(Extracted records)
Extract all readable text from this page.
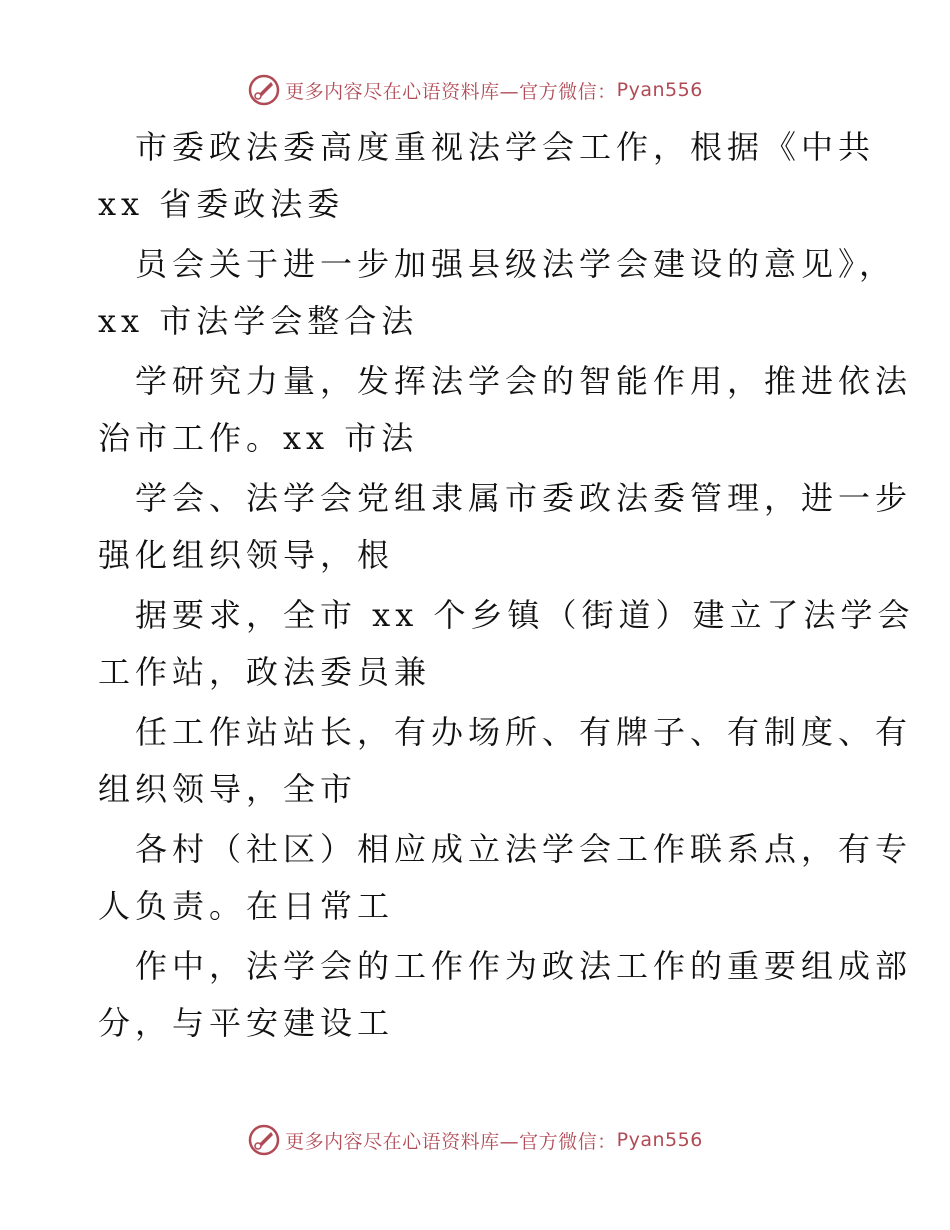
更多内容尽在心语资料库—官方微信： Pyan556
市委政法委高度重视法学会工作，根据《中共
xx 省委政法委
员会关于进一步加强县级法学会建设的意见》，
xx 市法学会整合法
学研究力量，发挥法学会的智能作用，推进依法
治市工作。xx 市法
学会、法学会党组隶属市委政法委管理，进一步
强化组织领导，根
据要求，全市 xx 个乡镇（街道）建立了法学会
工作站，政法委员兼
任工作站站长，有办场所、有牌子、有制度、有
组织领导，全市
各村（社区）相应成立法学会工作联系点，有专
人负责。在日常工
作中，法学会的工作作为政法工作的重要组成部
分，与平安建设工
更多内容尽在心语资料库—官方微信： Pyan556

Exercise objective -> Repeat the material above in full and unchanged, minus its images.

Exercise output ->
Extract all readable text from this page.
更多内容尽在心语资料库—官方微信： Pyan556
市委政法委高度重视法学会工作，根据《中共
xx 省委政法委
员会关于进一步加强县级法学会建设的意见》，
xx 市法学会整合法
学研究力量，发挥法学会的智能作用，推进依法
治市工作。xx 市法
学会、法学会党组隶属市委政法委管理，进一步
强化组织领导，根
据要求，全市 xx 个乡镇（街道）建立了法学会
工作站，政法委员兼
任工作站站长，有办场所、有牌子、有制度、有
组织领导，全市
各村（社区）相应成立法学会工作联系点，有专
人负责。在日常工
作中，法学会的工作作为政法工作的重要组成部
分，与平安建设工
更多内容尽在心语资料库—官方微信： Pyan556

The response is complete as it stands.